Exactly as written, quote every line that follows, skipping the images.

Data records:
**********

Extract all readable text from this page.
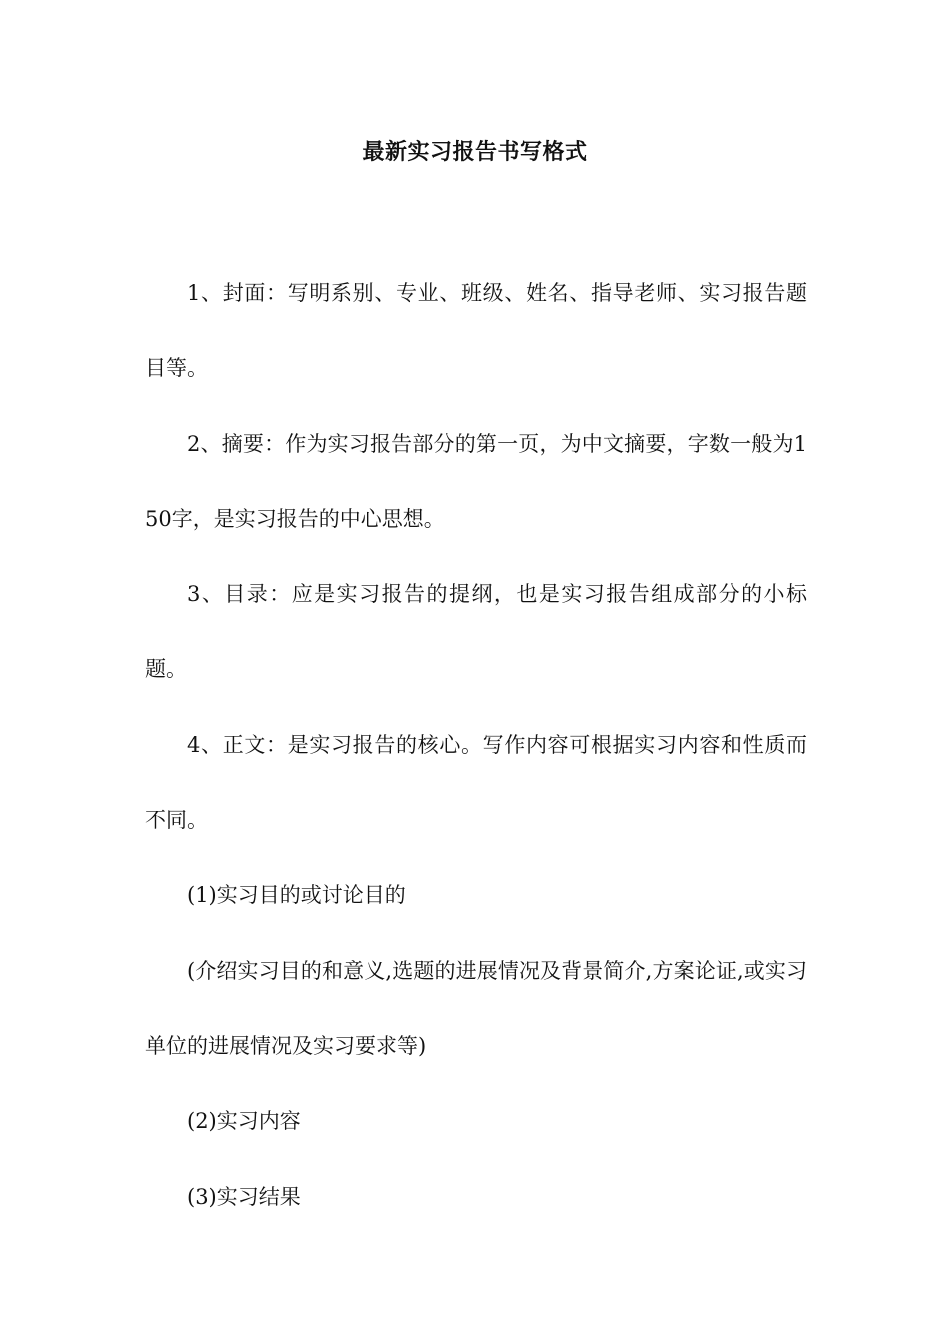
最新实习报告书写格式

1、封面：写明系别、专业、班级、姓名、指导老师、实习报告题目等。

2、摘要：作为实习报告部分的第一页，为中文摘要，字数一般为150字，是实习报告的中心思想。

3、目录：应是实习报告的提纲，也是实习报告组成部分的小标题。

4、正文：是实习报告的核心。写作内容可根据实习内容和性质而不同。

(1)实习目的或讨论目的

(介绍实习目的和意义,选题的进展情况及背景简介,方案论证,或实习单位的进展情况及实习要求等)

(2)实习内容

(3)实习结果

**********

- SOLVED EXERCISE:
Extract all readable text from this page.
最新实习报告书写格式

1、封面：写明系别、专业、班级、姓名、指导老师、实习报告题目等。

2、摘要：作为实习报告部分的第一页，为中文摘要，字数一般为150字，是实习报告的中心思想。

3、目录：应是实习报告的提纲，也是实习报告组成部分的小标题。

4、正文：是实习报告的核心。写作内容可根据实习内容和性质而不同。

(1)实习目的或讨论目的

(介绍实习目的和意义,选题的进展情况及背景简介,方案论证,或实习单位的进展情况及实习要求等)

(2)实习内容

(3)实习结果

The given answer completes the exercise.